▸ SHORT TASK: Your task is to reproduce the material exactly.

•••

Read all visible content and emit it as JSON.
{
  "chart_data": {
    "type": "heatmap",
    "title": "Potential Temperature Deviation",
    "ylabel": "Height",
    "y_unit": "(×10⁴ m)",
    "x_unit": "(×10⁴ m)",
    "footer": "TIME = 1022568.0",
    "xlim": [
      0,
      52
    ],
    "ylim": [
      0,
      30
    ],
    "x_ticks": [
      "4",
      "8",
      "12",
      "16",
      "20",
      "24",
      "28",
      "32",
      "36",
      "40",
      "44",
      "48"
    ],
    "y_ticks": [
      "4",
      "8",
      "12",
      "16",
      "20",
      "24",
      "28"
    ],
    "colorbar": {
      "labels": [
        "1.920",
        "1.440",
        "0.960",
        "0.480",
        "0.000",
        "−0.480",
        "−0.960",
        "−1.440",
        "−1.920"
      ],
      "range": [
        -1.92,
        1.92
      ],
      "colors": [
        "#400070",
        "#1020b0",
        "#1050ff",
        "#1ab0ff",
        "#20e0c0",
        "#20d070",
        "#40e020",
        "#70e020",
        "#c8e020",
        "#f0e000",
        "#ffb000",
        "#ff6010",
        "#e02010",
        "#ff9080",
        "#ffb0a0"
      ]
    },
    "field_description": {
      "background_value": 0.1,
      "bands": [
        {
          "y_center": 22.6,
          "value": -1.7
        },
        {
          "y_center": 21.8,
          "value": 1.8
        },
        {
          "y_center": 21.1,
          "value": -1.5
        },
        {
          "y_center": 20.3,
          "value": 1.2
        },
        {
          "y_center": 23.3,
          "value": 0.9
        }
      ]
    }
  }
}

•••

▸ WRITTEN SOLUTION:
Read all visible content and emit it as JSON.
{
  "chart_data": {
    "type": "heatmap",
    "title": "Potential Temperature Deviation",
    "ylabel": "Height",
    "y_unit": "(×10⁴ m)",
    "x_unit": "(×10⁴ m)",
    "footer": "TIME = 1022568.0",
    "xlim": [
      0,
      52
    ],
    "ylim": [
      0,
      30
    ],
    "x_ticks": [
      "4",
      "8",
      "12",
      "16",
      "20",
      "24",
      "28",
      "32",
      "36",
      "40",
      "44",
      "48"
    ],
    "y_ticks": [
      "4",
      "8",
      "12",
      "16",
      "20",
      "24",
      "28"
    ],
    "colorbar": {
      "labels": [
        "1.920",
        "1.440",
        "0.960",
        "0.480",
        "0.000",
        "−0.480",
        "−0.960",
        "−1.440",
        "−1.920"
      ],
      "range": [
        -1.92,
        1.92
      ],
      "colors": [
        "#400070",
        "#1020b0",
        "#1050ff",
        "#1ab0ff",
        "#20e0c0",
        "#20d070",
        "#40e020",
        "#70e020",
        "#c8e020",
        "#f0e000",
        "#ffb000",
        "#ff6010",
        "#e02010",
        "#ff9080",
        "#ffb0a0"
      ]
    },
    "field_description": {
      "background_value": 0.1,
      "bands": [
        {
          "y_center": 22.6,
          "value": -1.7
        },
        {
          "y_center": 21.8,
          "value": 1.8
        },
        {
          "y_center": 21.1,
          "value": -1.5
        },
        {
          "y_center": 20.3,
          "value": 1.2
        },
        {
          "y_center": 23.3,
          "value": 0.9
        }
      ]
    }
  }
}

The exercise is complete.